■ Goal of the exercise
Copy all data exactly. Skip pictures.
Data to examine section start
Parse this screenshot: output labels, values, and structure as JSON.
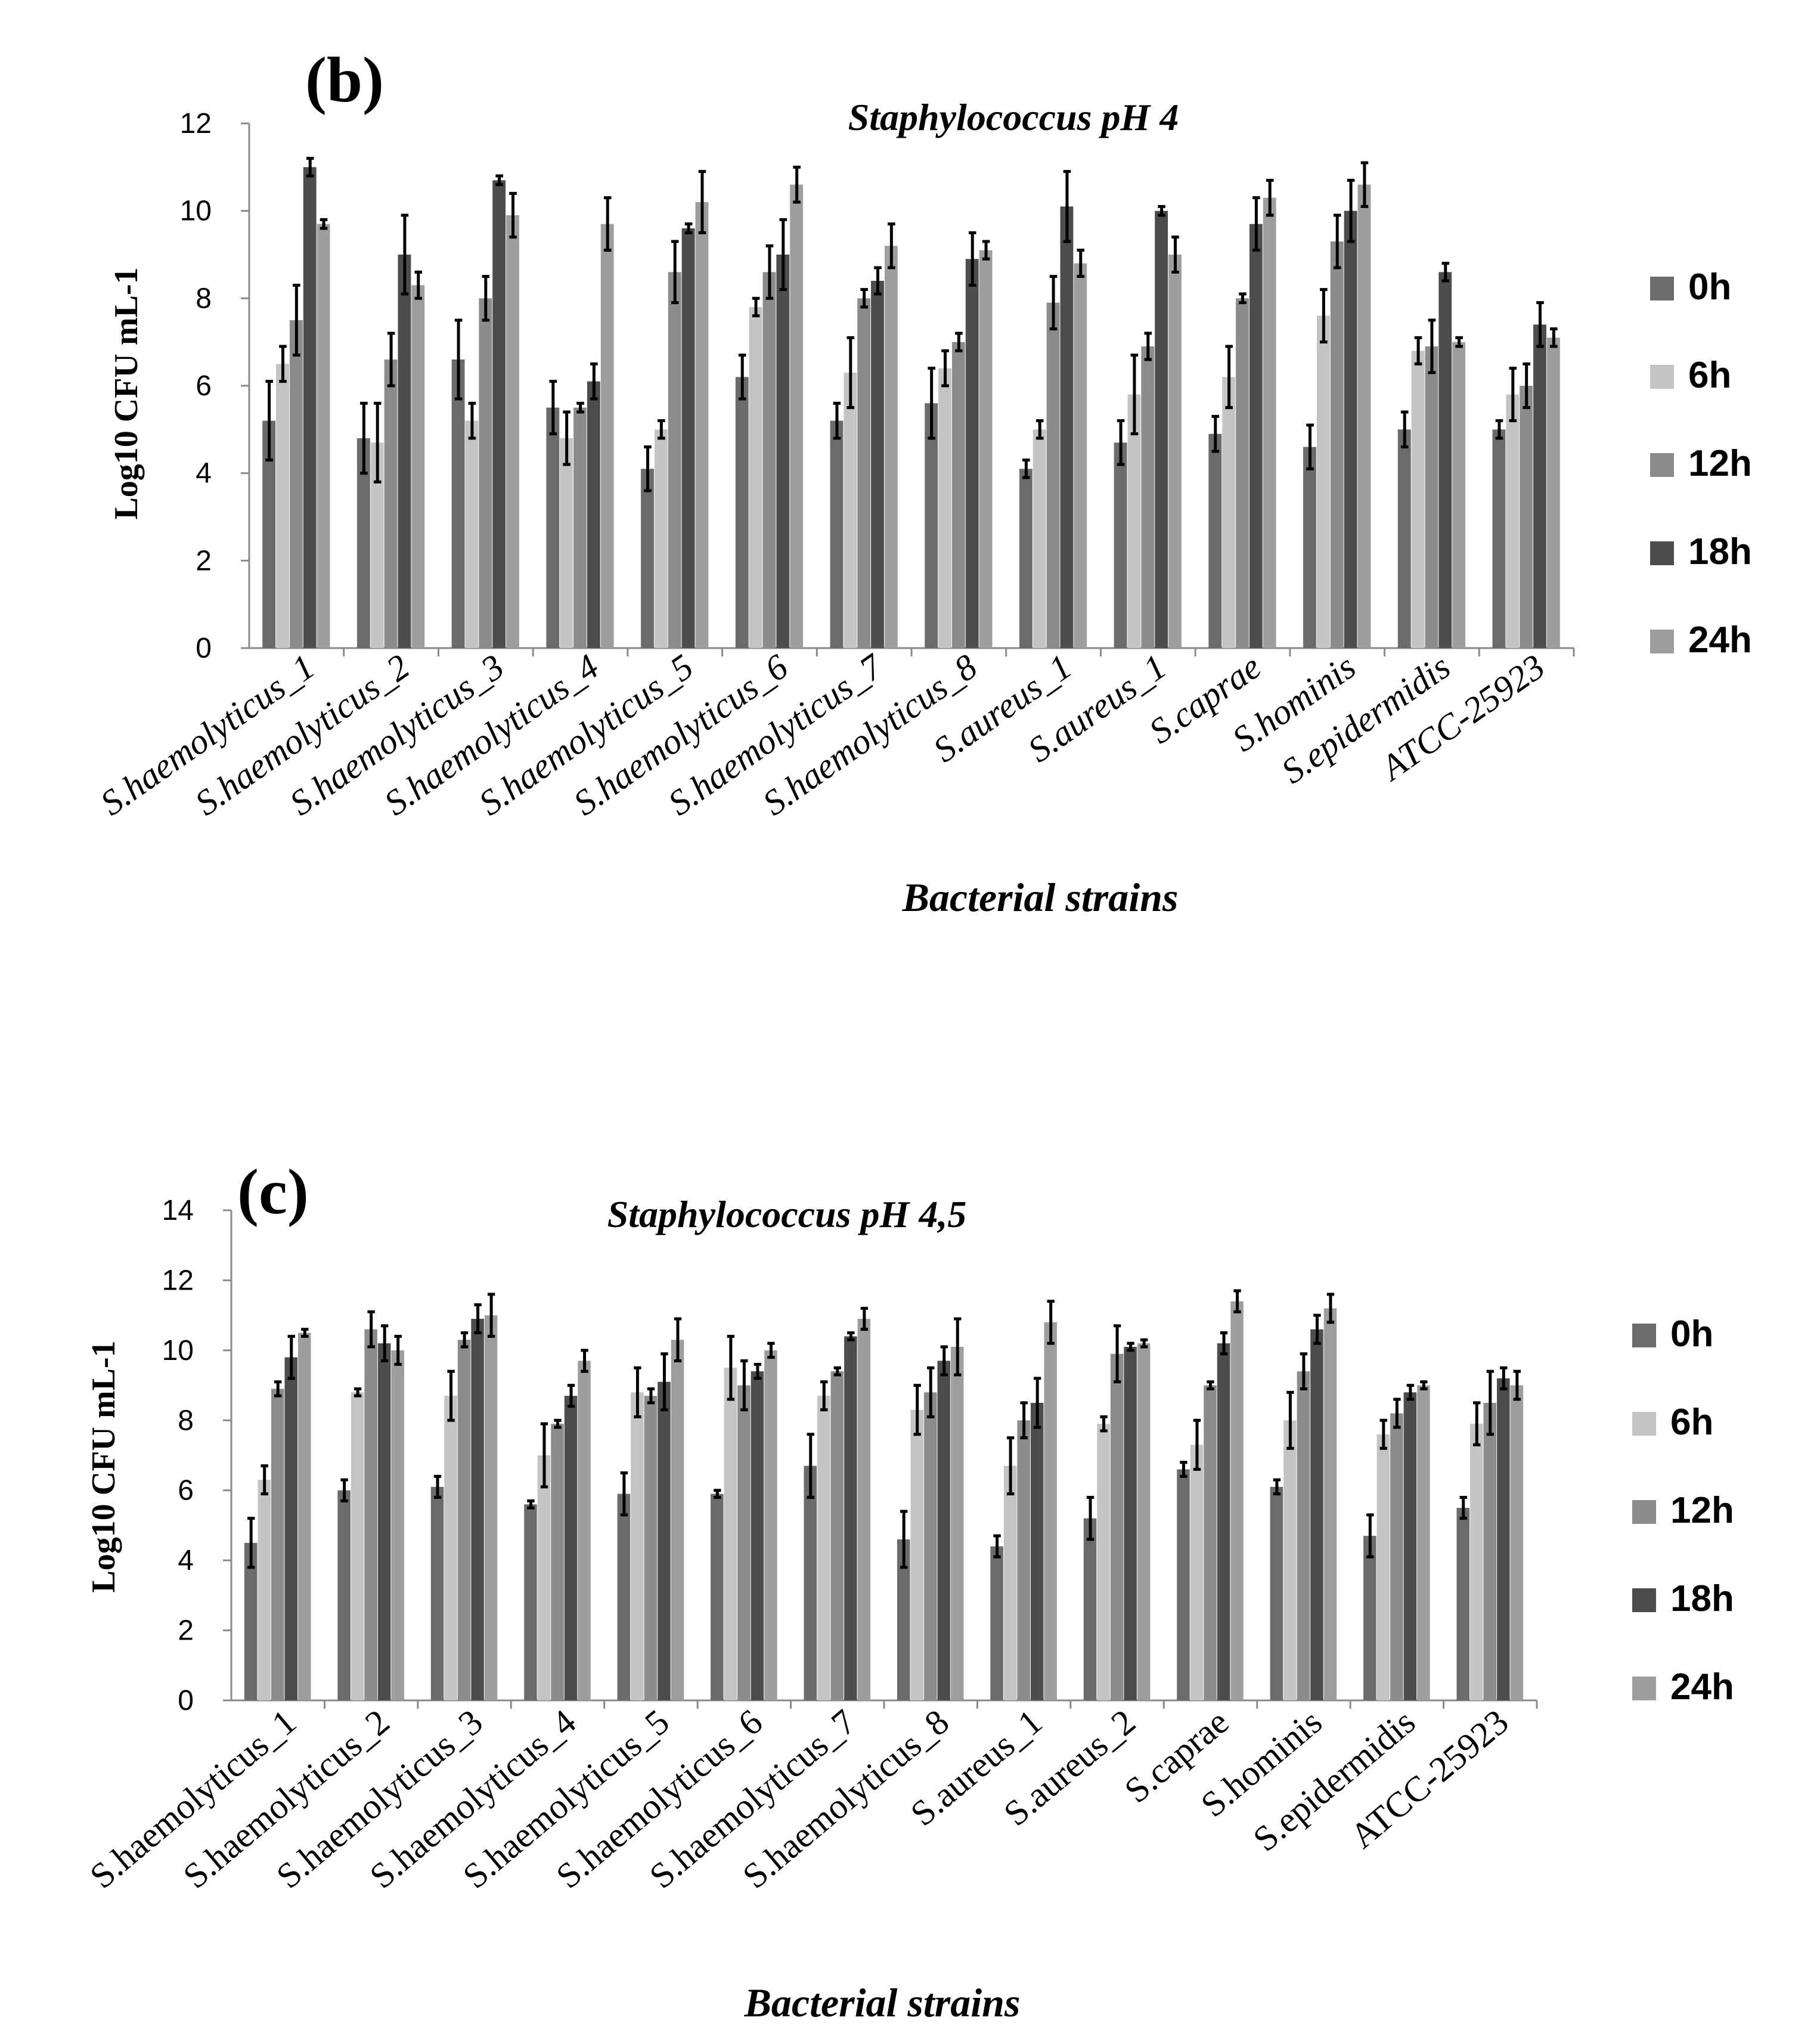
{
  "chart_data": [
    {
      "type": "bar",
      "panel_label": "(b)",
      "title": "Staphylococcus pH 4",
      "xlabel": "Bacterial strains",
      "ylabel": "Log10 CFU mL-1",
      "ylim": [
        0,
        12
      ],
      "yticks": [
        0,
        2,
        4,
        6,
        8,
        10,
        12
      ],
      "legend_position": "right",
      "categories": [
        "S.haemolyticus_1",
        "S.haemolyticus_2",
        "S.haemolyticus_3",
        "S.haemolyticus_4",
        "S.haemolyticus_5",
        "S.haemolyticus_6",
        "S.haemolyticus_7",
        "S.haemolyticus_8",
        "S.aureus_1",
        "S.aureus_1",
        "S.caprae",
        "S.hominis",
        "S.epidermidis",
        "ATCC-25923"
      ],
      "series": [
        {
          "name": "0h",
          "color": "#6b6b6b",
          "values": [
            5.2,
            4.8,
            6.6,
            5.5,
            4.1,
            6.2,
            5.2,
            5.6,
            4.1,
            4.7,
            4.9,
            4.6,
            5.0,
            5.0
          ],
          "errors": [
            0.9,
            0.8,
            0.9,
            0.6,
            0.5,
            0.5,
            0.4,
            0.8,
            0.2,
            0.5,
            0.4,
            0.5,
            0.4,
            0.2
          ]
        },
        {
          "name": "6h",
          "color": "#c4c4c4",
          "values": [
            6.5,
            4.7,
            5.2,
            4.8,
            5.0,
            7.8,
            6.3,
            6.4,
            5.0,
            5.8,
            6.2,
            7.6,
            6.8,
            5.8
          ]
        },
        {
          "name": "12h",
          "color": "#8c8c8c",
          "values": [
            7.5,
            6.6,
            8.0,
            5.5,
            8.6,
            8.6,
            8.0,
            7.0,
            7.9,
            6.9,
            8.0,
            9.3,
            6.9,
            6.0
          ]
        },
        {
          "name": "18h",
          "color": "#4d4d4d",
          "values": [
            11.0,
            9.0,
            10.7,
            6.1,
            9.6,
            9.0,
            8.4,
            8.9,
            10.1,
            10.0,
            9.7,
            10.0,
            8.6,
            7.4
          ]
        },
        {
          "name": "24h",
          "color": "#9e9e9e",
          "values": [
            9.7,
            8.3,
            9.9,
            9.7,
            10.2,
            10.6,
            9.2,
            9.1,
            8.8,
            9.0,
            10.3,
            10.6,
            7.0,
            7.1
          ]
        }
      ],
      "error_bars": [
        [
          0.9,
          0.4,
          0.8,
          0.2,
          0.1
        ],
        [
          0.8,
          0.9,
          0.6,
          0.9,
          0.3
        ],
        [
          0.9,
          0.4,
          0.5,
          0.1,
          0.5
        ],
        [
          0.6,
          0.6,
          0.1,
          0.4,
          0.6
        ],
        [
          0.5,
          0.2,
          0.7,
          0.1,
          0.7
        ],
        [
          0.5,
          0.2,
          0.6,
          0.8,
          0.4
        ],
        [
          0.4,
          0.8,
          0.2,
          0.3,
          0.5
        ],
        [
          0.8,
          0.4,
          0.2,
          0.6,
          0.2
        ],
        [
          0.2,
          0.2,
          0.6,
          0.8,
          0.3
        ],
        [
          0.5,
          0.9,
          0.3,
          0.1,
          0.4
        ],
        [
          0.4,
          0.7,
          0.1,
          0.6,
          0.4
        ],
        [
          0.5,
          0.6,
          0.6,
          0.7,
          0.5
        ],
        [
          0.4,
          0.3,
          0.6,
          0.2,
          0.1
        ],
        [
          0.2,
          0.6,
          0.5,
          0.5,
          0.2
        ]
      ]
    },
    {
      "type": "bar",
      "panel_label": "(c)",
      "title": "Staphylococcus pH 4,5",
      "xlabel": "Bacterial strains",
      "ylabel": "Log10 CFU mL-1",
      "ylim": [
        0,
        14
      ],
      "yticks": [
        0,
        2,
        4,
        6,
        8,
        10,
        12,
        14
      ],
      "legend_position": "right",
      "categories": [
        "S.haemolyticus_1",
        "S.haemolyticus_2",
        "S.haemolyticus_3",
        "S.haemolyticus_4",
        "S.haemolyticus_5",
        "S.haemolyticus_6",
        "S.haemolyticus_7",
        "S.haemolyticus_8",
        "S.aureus_1",
        "S.aureus_2",
        "S.caprae",
        "S.hominis",
        "S.epidermidis",
        "ATCC-25923"
      ],
      "series": [
        {
          "name": "0h",
          "color": "#6b6b6b",
          "values": [
            4.5,
            6.0,
            6.1,
            5.6,
            5.9,
            5.9,
            6.7,
            4.6,
            4.4,
            5.2,
            6.6,
            6.1,
            4.7,
            5.5
          ]
        },
        {
          "name": "6h",
          "color": "#c4c4c4",
          "values": [
            6.3,
            8.8,
            8.7,
            7.0,
            8.8,
            9.5,
            8.7,
            8.3,
            6.7,
            7.9,
            7.3,
            8.0,
            7.6,
            7.9
          ]
        },
        {
          "name": "12h",
          "color": "#8c8c8c",
          "values": [
            8.9,
            10.6,
            10.3,
            7.9,
            8.7,
            9.0,
            9.4,
            8.8,
            8.0,
            9.9,
            9.0,
            9.4,
            8.2,
            8.5
          ]
        },
        {
          "name": "18h",
          "color": "#4d4d4d",
          "values": [
            9.8,
            10.2,
            10.9,
            8.7,
            9.1,
            9.4,
            10.4,
            9.7,
            8.5,
            10.1,
            10.2,
            10.6,
            8.8,
            9.2
          ]
        },
        {
          "name": "24h",
          "color": "#9e9e9e",
          "values": [
            10.5,
            10.0,
            11.0,
            9.7,
            10.3,
            10.0,
            10.9,
            10.1,
            10.8,
            10.2,
            11.4,
            11.2,
            9.0,
            9.0
          ]
        }
      ],
      "error_bars": [
        [
          0.7,
          0.4,
          0.2,
          0.6,
          0.1
        ],
        [
          0.3,
          0.1,
          0.5,
          0.5,
          0.4
        ],
        [
          0.3,
          0.7,
          0.2,
          0.4,
          0.6
        ],
        [
          0.1,
          0.9,
          0.1,
          0.3,
          0.3
        ],
        [
          0.6,
          0.7,
          0.2,
          0.8,
          0.6
        ],
        [
          0.1,
          0.9,
          0.7,
          0.2,
          0.2
        ],
        [
          0.9,
          0.4,
          0.1,
          0.1,
          0.3
        ],
        [
          0.8,
          0.7,
          0.7,
          0.4,
          0.8
        ],
        [
          0.3,
          0.8,
          0.5,
          0.7,
          0.6
        ],
        [
          0.6,
          0.2,
          0.8,
          0.1,
          0.1
        ],
        [
          0.2,
          0.7,
          0.1,
          0.3,
          0.3
        ],
        [
          0.2,
          0.8,
          0.5,
          0.4,
          0.4
        ],
        [
          0.6,
          0.4,
          0.4,
          0.2,
          0.1
        ],
        [
          0.3,
          0.6,
          0.9,
          0.3,
          0.4
        ]
      ]
    }
  ]
}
Data to examine section end
■ Solution to the problem
Parse this screenshot: output labels, values, and structure as JSON.
{
  "chart_data": [
    {
      "type": "bar",
      "panel_label": "(b)",
      "title": "Staphylococcus pH 4",
      "xlabel": "Bacterial strains",
      "ylabel": "Log10 CFU mL-1",
      "ylim": [
        0,
        12
      ],
      "yticks": [
        0,
        2,
        4,
        6,
        8,
        10,
        12
      ],
      "legend_position": "right",
      "categories": [
        "S.haemolyticus_1",
        "S.haemolyticus_2",
        "S.haemolyticus_3",
        "S.haemolyticus_4",
        "S.haemolyticus_5",
        "S.haemolyticus_6",
        "S.haemolyticus_7",
        "S.haemolyticus_8",
        "S.aureus_1",
        "S.aureus_1",
        "S.caprae",
        "S.hominis",
        "S.epidermidis",
        "ATCC-25923"
      ],
      "series": [
        {
          "name": "0h",
          "color": "#6b6b6b",
          "values": [
            5.2,
            4.8,
            6.6,
            5.5,
            4.1,
            6.2,
            5.2,
            5.6,
            4.1,
            4.7,
            4.9,
            4.6,
            5.0,
            5.0
          ],
          "errors": [
            0.9,
            0.8,
            0.9,
            0.6,
            0.5,
            0.5,
            0.4,
            0.8,
            0.2,
            0.5,
            0.4,
            0.5,
            0.4,
            0.2
          ]
        },
        {
          "name": "6h",
          "color": "#c4c4c4",
          "values": [
            6.5,
            4.7,
            5.2,
            4.8,
            5.0,
            7.8,
            6.3,
            6.4,
            5.0,
            5.8,
            6.2,
            7.6,
            6.8,
            5.8
          ]
        },
        {
          "name": "12h",
          "color": "#8c8c8c",
          "values": [
            7.5,
            6.6,
            8.0,
            5.5,
            8.6,
            8.6,
            8.0,
            7.0,
            7.9,
            6.9,
            8.0,
            9.3,
            6.9,
            6.0
          ]
        },
        {
          "name": "18h",
          "color": "#4d4d4d",
          "values": [
            11.0,
            9.0,
            10.7,
            6.1,
            9.6,
            9.0,
            8.4,
            8.9,
            10.1,
            10.0,
            9.7,
            10.0,
            8.6,
            7.4
          ]
        },
        {
          "name": "24h",
          "color": "#9e9e9e",
          "values": [
            9.7,
            8.3,
            9.9,
            9.7,
            10.2,
            10.6,
            9.2,
            9.1,
            8.8,
            9.0,
            10.3,
            10.6,
            7.0,
            7.1
          ]
        }
      ],
      "error_bars": [
        [
          0.9,
          0.4,
          0.8,
          0.2,
          0.1
        ],
        [
          0.8,
          0.9,
          0.6,
          0.9,
          0.3
        ],
        [
          0.9,
          0.4,
          0.5,
          0.1,
          0.5
        ],
        [
          0.6,
          0.6,
          0.1,
          0.4,
          0.6
        ],
        [
          0.5,
          0.2,
          0.7,
          0.1,
          0.7
        ],
        [
          0.5,
          0.2,
          0.6,
          0.8,
          0.4
        ],
        [
          0.4,
          0.8,
          0.2,
          0.3,
          0.5
        ],
        [
          0.8,
          0.4,
          0.2,
          0.6,
          0.2
        ],
        [
          0.2,
          0.2,
          0.6,
          0.8,
          0.3
        ],
        [
          0.5,
          0.9,
          0.3,
          0.1,
          0.4
        ],
        [
          0.4,
          0.7,
          0.1,
          0.6,
          0.4
        ],
        [
          0.5,
          0.6,
          0.6,
          0.7,
          0.5
        ],
        [
          0.4,
          0.3,
          0.6,
          0.2,
          0.1
        ],
        [
          0.2,
          0.6,
          0.5,
          0.5,
          0.2
        ]
      ]
    },
    {
      "type": "bar",
      "panel_label": "(c)",
      "title": "Staphylococcus pH 4,5",
      "xlabel": "Bacterial strains",
      "ylabel": "Log10 CFU mL-1",
      "ylim": [
        0,
        14
      ],
      "yticks": [
        0,
        2,
        4,
        6,
        8,
        10,
        12,
        14
      ],
      "legend_position": "right",
      "categories": [
        "S.haemolyticus_1",
        "S.haemolyticus_2",
        "S.haemolyticus_3",
        "S.haemolyticus_4",
        "S.haemolyticus_5",
        "S.haemolyticus_6",
        "S.haemolyticus_7",
        "S.haemolyticus_8",
        "S.aureus_1",
        "S.aureus_2",
        "S.caprae",
        "S.hominis",
        "S.epidermidis",
        "ATCC-25923"
      ],
      "series": [
        {
          "name": "0h",
          "color": "#6b6b6b",
          "values": [
            4.5,
            6.0,
            6.1,
            5.6,
            5.9,
            5.9,
            6.7,
            4.6,
            4.4,
            5.2,
            6.6,
            6.1,
            4.7,
            5.5
          ]
        },
        {
          "name": "6h",
          "color": "#c4c4c4",
          "values": [
            6.3,
            8.8,
            8.7,
            7.0,
            8.8,
            9.5,
            8.7,
            8.3,
            6.7,
            7.9,
            7.3,
            8.0,
            7.6,
            7.9
          ]
        },
        {
          "name": "12h",
          "color": "#8c8c8c",
          "values": [
            8.9,
            10.6,
            10.3,
            7.9,
            8.7,
            9.0,
            9.4,
            8.8,
            8.0,
            9.9,
            9.0,
            9.4,
            8.2,
            8.5
          ]
        },
        {
          "name": "18h",
          "color": "#4d4d4d",
          "values": [
            9.8,
            10.2,
            10.9,
            8.7,
            9.1,
            9.4,
            10.4,
            9.7,
            8.5,
            10.1,
            10.2,
            10.6,
            8.8,
            9.2
          ]
        },
        {
          "name": "24h",
          "color": "#9e9e9e",
          "values": [
            10.5,
            10.0,
            11.0,
            9.7,
            10.3,
            10.0,
            10.9,
            10.1,
            10.8,
            10.2,
            11.4,
            11.2,
            9.0,
            9.0
          ]
        }
      ],
      "error_bars": [
        [
          0.7,
          0.4,
          0.2,
          0.6,
          0.1
        ],
        [
          0.3,
          0.1,
          0.5,
          0.5,
          0.4
        ],
        [
          0.3,
          0.7,
          0.2,
          0.4,
          0.6
        ],
        [
          0.1,
          0.9,
          0.1,
          0.3,
          0.3
        ],
        [
          0.6,
          0.7,
          0.2,
          0.8,
          0.6
        ],
        [
          0.1,
          0.9,
          0.7,
          0.2,
          0.2
        ],
        [
          0.9,
          0.4,
          0.1,
          0.1,
          0.3
        ],
        [
          0.8,
          0.7,
          0.7,
          0.4,
          0.8
        ],
        [
          0.3,
          0.8,
          0.5,
          0.7,
          0.6
        ],
        [
          0.6,
          0.2,
          0.8,
          0.1,
          0.1
        ],
        [
          0.2,
          0.7,
          0.1,
          0.3,
          0.3
        ],
        [
          0.2,
          0.8,
          0.5,
          0.4,
          0.4
        ],
        [
          0.6,
          0.4,
          0.4,
          0.2,
          0.1
        ],
        [
          0.3,
          0.6,
          0.9,
          0.3,
          0.4
        ]
      ]
    }
  ]
}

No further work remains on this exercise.